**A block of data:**
* * *
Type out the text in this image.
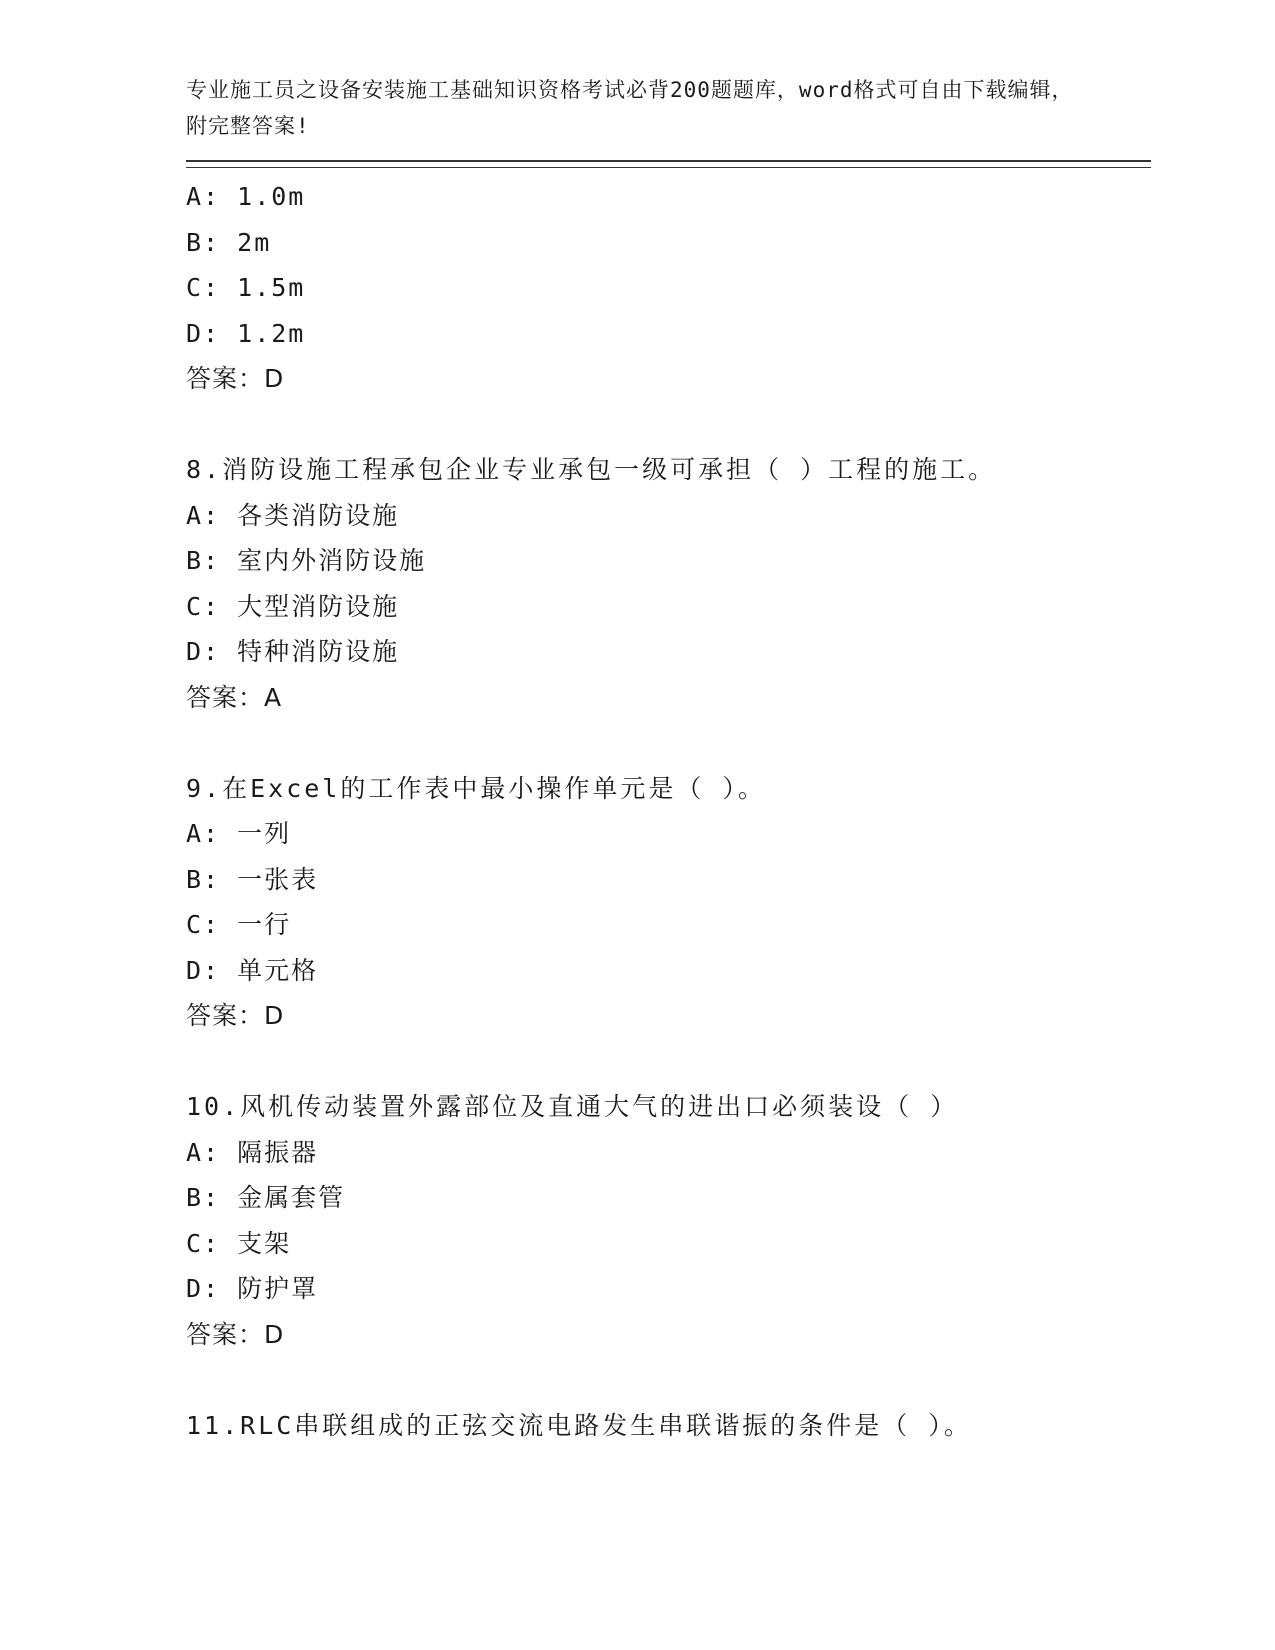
专业施工员之设备安装施工基础知识资格考试必背200题题库，word格式可自由下载编辑，附完整答案!
A: 1.0m
B: 2m
C: 1.5m
D: 1.2m
答案：D
8.消防设施工程承包企业专业承包一级可承担（ ）工程的施工。
A: 各类消防设施
B: 室内外消防设施
C: 大型消防设施
D: 特种消防设施
答案：A
9.在Excel的工作表中最小操作单元是（ ）。
A: 一列
B: 一张表
C: 一行
D: 单元格
答案：D
10.风机传动装置外露部位及直通大气的进出口必须装设（ ）
A: 隔振器
B: 金属套管
C: 支架
D: 防护罩
答案：D
11.RLC串联组成的正弦交流电路发生串联谐振的条件是（ ）。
* * *
**What you have to do:**
Copy out the data above exactly, except the pictures.

**Exercise output:**
Type out the text in this image.
专业施工员之设备安装施工基础知识资格考试必背200题题库，word格式可自由下载编辑，附完整答案!
A: 1.0m
B: 2m
C: 1.5m
D: 1.2m
答案：D
8.消防设施工程承包企业专业承包一级可承担（ ）工程的施工。
A: 各类消防设施
B: 室内外消防设施
C: 大型消防设施
D: 特种消防设施
答案：A
9.在Excel的工作表中最小操作单元是（ ）。
A: 一列
B: 一张表
C: 一行
D: 单元格
答案：D
10.风机传动装置外露部位及直通大气的进出口必须装设（ ）
A: 隔振器
B: 金属套管
C: 支架
D: 防护罩
答案：D
11.RLC串联组成的正弦交流电路发生串联谐振的条件是（ ）。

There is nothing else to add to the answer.